STATED PROBLEM: Reproduce every line from the start of the records down to the line containing "x-tick-label: 20. 09:00 [393, 532, 404, 586]", with both of those included.

──────── GIVEN DATA ────────

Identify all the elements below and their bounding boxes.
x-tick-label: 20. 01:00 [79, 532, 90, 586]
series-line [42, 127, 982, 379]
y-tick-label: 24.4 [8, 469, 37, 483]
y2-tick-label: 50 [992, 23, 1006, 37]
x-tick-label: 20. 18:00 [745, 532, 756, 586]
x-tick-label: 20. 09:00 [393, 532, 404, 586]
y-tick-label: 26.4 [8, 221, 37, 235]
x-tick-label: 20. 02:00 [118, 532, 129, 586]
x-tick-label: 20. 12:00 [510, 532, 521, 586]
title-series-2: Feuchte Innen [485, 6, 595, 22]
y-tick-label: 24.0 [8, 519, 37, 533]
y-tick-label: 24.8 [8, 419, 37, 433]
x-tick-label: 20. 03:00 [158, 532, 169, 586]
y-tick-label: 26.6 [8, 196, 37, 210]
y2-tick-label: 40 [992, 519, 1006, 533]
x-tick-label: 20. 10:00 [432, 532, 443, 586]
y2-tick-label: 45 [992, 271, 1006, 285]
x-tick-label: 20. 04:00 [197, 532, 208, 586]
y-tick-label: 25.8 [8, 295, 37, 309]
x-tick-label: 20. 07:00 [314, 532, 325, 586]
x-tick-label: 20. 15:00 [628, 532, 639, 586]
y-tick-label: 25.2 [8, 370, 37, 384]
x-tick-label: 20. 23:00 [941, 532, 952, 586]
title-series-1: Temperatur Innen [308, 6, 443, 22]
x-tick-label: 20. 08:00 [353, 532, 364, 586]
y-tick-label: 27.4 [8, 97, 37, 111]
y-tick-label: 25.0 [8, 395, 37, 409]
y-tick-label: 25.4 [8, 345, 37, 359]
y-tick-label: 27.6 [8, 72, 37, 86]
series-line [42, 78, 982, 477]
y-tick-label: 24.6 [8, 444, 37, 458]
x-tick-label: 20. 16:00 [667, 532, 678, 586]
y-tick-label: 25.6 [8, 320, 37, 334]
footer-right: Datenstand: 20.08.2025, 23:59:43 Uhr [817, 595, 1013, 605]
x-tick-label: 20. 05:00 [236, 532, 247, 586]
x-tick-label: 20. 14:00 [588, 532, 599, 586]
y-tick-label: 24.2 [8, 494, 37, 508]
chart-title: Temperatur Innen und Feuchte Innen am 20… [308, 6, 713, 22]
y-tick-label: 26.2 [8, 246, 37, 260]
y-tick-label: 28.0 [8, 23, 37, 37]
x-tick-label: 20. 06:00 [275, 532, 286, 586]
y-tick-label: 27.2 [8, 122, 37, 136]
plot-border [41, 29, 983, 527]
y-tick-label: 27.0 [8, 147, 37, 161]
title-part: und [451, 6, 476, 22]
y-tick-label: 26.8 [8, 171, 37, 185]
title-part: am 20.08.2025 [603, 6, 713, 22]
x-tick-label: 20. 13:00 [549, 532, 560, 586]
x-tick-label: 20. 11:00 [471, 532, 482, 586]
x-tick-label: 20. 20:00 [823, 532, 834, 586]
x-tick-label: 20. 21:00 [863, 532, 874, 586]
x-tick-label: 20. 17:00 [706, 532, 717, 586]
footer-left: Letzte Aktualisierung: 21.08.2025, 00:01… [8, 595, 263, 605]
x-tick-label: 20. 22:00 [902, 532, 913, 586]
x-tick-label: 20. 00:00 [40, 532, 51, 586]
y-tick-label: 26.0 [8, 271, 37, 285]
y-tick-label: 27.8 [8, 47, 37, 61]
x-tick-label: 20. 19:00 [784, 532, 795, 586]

────────

PROBLEM SOLUTION:
Identify all the elements below and their bounding boxes.
x-tick-label: 20. 01:00 [79, 532, 90, 586]
series-line [42, 127, 982, 379]
y-tick-label: 24.4 [8, 469, 37, 483]
y2-tick-label: 50 [992, 23, 1006, 37]
x-tick-label: 20. 18:00 [745, 532, 756, 586]
x-tick-label: 20. 09:00 [393, 532, 404, 586]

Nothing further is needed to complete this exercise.